To do. Which lines include the word "wykonania"? Copy each of them.

Given information.

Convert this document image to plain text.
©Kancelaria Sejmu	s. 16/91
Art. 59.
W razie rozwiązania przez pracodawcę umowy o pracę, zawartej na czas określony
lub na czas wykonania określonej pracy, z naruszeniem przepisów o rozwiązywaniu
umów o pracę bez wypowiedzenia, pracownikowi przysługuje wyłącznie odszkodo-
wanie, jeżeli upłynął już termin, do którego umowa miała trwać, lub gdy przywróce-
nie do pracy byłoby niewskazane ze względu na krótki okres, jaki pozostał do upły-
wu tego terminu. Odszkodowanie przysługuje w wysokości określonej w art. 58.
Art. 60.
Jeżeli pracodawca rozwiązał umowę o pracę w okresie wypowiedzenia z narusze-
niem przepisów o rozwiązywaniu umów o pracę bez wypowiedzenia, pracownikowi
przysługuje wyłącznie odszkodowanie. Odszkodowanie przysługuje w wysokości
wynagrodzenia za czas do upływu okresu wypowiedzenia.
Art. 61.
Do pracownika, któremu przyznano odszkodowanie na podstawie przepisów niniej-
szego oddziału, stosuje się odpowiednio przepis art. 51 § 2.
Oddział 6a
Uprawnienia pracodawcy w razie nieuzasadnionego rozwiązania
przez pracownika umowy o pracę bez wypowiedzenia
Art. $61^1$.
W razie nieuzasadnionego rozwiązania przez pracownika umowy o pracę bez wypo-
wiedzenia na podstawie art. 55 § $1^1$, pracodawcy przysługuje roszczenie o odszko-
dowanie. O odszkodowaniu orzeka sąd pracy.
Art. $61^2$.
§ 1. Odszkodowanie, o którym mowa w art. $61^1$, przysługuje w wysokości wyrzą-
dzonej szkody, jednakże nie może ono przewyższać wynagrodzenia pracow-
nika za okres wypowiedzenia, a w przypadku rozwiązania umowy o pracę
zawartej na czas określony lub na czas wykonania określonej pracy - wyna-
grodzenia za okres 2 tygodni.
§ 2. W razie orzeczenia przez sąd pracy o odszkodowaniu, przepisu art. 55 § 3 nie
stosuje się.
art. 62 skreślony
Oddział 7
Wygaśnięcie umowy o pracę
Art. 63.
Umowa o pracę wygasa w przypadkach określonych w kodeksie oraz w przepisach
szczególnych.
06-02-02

==

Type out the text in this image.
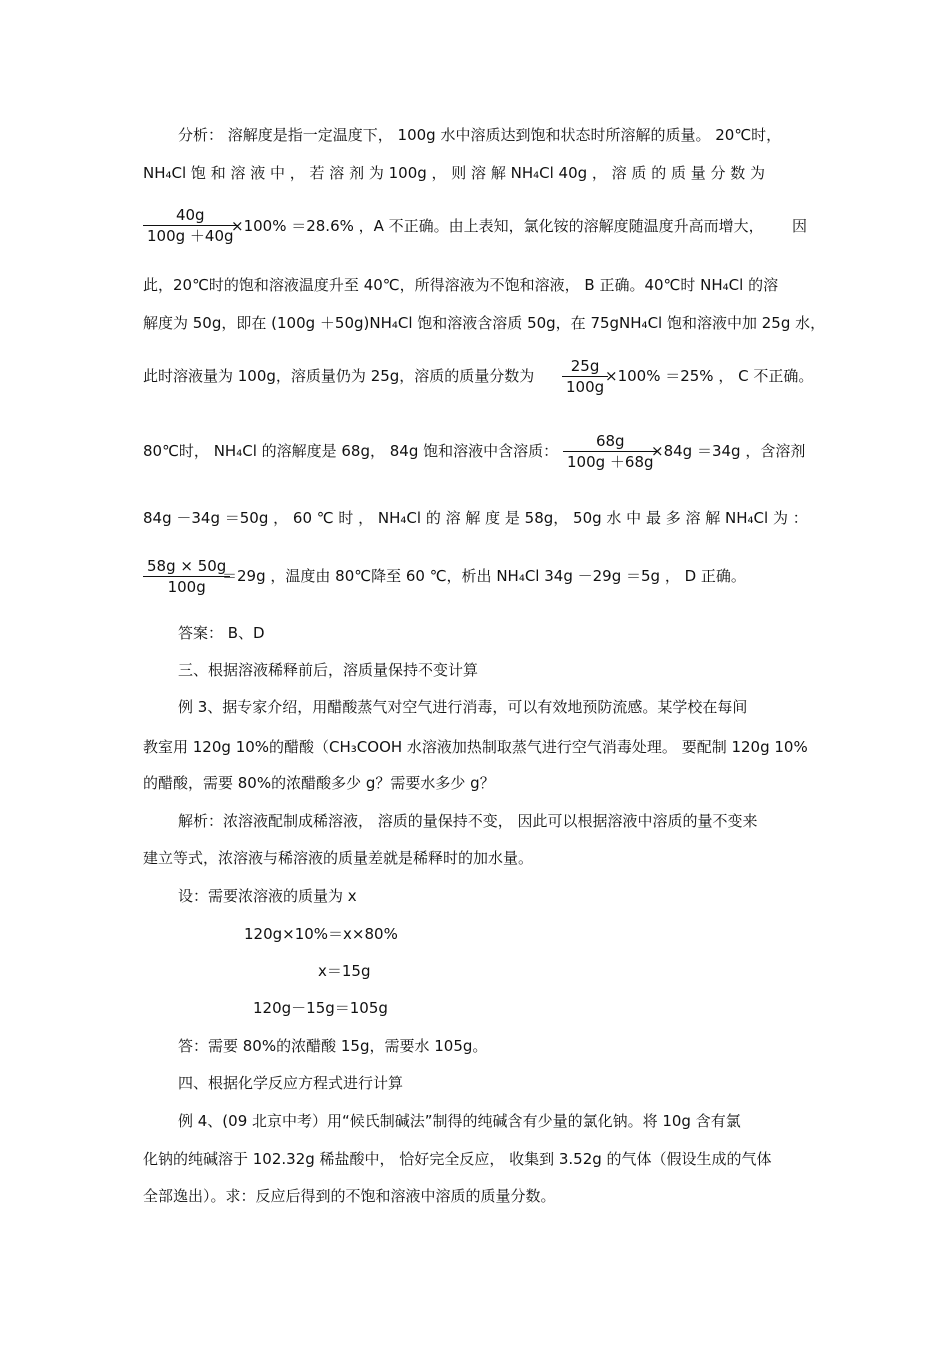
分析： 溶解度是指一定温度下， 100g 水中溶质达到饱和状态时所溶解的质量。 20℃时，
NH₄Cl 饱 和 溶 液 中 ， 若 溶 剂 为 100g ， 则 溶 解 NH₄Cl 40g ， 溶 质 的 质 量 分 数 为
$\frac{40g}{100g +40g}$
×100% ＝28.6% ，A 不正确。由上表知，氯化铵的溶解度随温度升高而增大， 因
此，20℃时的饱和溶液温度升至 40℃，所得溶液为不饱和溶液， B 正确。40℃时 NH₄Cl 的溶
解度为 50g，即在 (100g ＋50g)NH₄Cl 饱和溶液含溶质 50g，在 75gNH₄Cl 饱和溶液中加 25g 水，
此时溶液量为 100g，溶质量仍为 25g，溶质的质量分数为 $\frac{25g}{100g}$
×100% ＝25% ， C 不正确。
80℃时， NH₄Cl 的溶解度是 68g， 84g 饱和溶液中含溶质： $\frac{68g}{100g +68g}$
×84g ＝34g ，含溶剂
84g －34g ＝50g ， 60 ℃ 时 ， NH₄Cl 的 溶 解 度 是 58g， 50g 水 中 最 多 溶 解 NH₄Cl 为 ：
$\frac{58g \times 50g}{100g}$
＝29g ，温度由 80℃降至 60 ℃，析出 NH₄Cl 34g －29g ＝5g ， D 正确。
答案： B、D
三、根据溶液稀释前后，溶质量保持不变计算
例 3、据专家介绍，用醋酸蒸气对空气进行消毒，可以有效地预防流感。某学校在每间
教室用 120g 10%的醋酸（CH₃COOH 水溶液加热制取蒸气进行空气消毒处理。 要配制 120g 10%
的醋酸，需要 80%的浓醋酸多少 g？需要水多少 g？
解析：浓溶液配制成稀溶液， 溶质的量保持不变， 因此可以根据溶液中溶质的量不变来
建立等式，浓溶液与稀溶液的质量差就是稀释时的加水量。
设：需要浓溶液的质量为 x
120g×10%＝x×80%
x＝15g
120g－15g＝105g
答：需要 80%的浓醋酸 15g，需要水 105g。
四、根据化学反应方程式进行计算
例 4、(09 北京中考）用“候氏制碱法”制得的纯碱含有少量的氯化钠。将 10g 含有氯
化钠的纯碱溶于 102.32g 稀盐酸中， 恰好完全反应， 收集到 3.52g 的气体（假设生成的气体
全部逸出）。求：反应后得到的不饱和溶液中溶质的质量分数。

Written solution.
lub na czas wykonania określonej pracy, z naruszeniem przepisów o rozwiązywaniu
zawartej na czas określony lub na czas wykonania określonej pracy - wyna-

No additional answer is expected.